SET EXERCISE> From the entries that follow, pick out all lines holding "text".

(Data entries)
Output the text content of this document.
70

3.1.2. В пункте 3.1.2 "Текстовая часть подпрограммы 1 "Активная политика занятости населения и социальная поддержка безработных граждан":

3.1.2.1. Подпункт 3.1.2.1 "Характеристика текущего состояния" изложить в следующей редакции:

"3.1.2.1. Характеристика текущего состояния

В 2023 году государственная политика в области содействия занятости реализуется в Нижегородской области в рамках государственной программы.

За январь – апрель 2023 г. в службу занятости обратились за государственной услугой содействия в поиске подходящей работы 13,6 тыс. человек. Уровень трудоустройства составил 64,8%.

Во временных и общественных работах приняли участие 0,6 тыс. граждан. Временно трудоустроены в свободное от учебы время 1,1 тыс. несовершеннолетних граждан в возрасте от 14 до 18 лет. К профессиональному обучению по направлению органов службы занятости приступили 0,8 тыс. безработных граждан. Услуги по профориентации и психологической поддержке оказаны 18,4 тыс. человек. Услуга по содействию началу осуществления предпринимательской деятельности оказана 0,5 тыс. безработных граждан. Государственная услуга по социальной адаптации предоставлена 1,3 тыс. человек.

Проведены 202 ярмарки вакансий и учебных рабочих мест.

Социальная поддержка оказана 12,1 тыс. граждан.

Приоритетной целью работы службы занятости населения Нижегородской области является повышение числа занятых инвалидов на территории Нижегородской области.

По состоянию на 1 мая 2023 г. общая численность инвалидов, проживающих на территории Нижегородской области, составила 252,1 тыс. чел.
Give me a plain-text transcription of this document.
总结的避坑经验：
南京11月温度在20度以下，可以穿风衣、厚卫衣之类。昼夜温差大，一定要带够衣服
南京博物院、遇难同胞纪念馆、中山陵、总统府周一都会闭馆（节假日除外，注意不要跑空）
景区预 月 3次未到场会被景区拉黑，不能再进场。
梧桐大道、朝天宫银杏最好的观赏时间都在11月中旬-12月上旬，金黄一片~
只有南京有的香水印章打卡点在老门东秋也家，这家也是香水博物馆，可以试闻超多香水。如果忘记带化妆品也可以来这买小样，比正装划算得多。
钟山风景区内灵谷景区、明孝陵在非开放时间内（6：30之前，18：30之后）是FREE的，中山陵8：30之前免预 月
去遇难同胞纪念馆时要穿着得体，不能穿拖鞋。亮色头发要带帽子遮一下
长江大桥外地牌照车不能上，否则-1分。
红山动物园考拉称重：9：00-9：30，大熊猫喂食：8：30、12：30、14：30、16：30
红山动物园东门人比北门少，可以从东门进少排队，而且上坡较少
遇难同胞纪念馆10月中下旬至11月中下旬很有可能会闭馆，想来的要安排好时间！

ANSWER FOR THE TASK>
Output the text content of this document.
Give me a plain-text transcription of this document.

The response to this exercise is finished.